_PROBLEM TO WORK ON_
Return all lines below containing the word "data".
---------- RECORDS SHOWN ----------
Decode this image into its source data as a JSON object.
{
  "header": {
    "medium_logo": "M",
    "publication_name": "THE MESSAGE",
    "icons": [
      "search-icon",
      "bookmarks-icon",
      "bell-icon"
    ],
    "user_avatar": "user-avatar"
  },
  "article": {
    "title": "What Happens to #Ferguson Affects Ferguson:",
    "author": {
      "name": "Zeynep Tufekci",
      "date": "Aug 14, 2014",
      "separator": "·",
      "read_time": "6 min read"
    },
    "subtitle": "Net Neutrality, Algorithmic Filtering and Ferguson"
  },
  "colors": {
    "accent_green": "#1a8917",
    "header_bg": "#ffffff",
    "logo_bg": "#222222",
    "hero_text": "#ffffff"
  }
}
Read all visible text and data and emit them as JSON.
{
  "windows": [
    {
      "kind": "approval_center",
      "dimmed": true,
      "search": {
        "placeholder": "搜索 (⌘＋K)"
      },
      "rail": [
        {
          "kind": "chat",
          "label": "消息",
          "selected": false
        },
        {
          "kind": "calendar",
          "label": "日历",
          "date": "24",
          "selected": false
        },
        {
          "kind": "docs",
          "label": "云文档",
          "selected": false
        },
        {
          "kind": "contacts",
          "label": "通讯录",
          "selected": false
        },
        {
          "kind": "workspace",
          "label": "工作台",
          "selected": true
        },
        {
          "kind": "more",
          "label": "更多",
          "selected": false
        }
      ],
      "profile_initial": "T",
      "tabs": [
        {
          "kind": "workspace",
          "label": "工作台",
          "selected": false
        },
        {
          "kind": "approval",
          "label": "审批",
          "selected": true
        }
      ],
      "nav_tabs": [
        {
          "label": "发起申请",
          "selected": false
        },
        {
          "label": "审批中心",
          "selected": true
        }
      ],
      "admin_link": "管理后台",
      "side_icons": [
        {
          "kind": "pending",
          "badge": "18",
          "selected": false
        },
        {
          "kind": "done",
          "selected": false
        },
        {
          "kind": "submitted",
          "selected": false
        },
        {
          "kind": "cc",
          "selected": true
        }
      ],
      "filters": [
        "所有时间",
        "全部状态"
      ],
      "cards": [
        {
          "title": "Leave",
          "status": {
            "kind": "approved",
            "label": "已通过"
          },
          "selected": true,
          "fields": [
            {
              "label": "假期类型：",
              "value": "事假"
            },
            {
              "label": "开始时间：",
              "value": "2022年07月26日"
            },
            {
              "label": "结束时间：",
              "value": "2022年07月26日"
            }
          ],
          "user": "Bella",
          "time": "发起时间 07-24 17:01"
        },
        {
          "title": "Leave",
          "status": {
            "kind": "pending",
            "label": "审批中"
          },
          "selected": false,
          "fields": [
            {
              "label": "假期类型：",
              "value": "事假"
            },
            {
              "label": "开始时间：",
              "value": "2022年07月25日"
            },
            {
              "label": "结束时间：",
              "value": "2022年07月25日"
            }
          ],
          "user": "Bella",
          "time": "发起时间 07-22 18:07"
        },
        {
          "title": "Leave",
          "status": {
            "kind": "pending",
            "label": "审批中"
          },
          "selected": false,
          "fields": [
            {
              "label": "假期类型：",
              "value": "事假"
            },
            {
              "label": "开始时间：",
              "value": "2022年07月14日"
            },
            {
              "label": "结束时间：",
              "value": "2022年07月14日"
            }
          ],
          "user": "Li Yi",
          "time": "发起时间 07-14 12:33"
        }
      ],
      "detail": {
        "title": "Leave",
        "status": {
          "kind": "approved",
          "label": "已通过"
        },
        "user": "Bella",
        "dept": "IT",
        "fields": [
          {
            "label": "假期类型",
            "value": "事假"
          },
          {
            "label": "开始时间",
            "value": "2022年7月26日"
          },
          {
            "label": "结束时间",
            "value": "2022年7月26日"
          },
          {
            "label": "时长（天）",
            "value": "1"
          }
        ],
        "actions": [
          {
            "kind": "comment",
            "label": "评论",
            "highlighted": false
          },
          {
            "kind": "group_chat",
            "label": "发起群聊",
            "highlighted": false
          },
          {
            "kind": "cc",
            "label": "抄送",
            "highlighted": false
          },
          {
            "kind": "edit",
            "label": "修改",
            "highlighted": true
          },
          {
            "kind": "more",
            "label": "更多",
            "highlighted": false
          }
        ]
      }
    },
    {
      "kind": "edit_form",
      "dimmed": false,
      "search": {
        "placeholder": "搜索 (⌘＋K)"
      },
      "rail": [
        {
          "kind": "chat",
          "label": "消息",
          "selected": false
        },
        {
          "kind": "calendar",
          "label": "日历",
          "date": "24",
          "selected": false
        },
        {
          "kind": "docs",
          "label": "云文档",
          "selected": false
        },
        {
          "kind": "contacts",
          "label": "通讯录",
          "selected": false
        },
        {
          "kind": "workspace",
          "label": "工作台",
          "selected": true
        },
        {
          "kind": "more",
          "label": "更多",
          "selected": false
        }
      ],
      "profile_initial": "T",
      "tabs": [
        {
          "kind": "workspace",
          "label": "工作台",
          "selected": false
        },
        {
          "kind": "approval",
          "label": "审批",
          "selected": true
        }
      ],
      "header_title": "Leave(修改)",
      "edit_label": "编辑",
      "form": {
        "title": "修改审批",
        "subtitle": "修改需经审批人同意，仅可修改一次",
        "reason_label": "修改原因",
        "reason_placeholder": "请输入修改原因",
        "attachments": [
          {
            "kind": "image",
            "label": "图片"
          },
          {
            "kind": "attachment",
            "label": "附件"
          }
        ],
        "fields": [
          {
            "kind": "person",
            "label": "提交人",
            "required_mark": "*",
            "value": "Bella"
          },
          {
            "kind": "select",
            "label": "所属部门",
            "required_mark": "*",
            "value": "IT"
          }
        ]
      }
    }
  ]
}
----------
_RESPONSE TO THIS TASK_
Decode this image into its source data as a JSON object.
Read all visible text and data and emit them as JSON.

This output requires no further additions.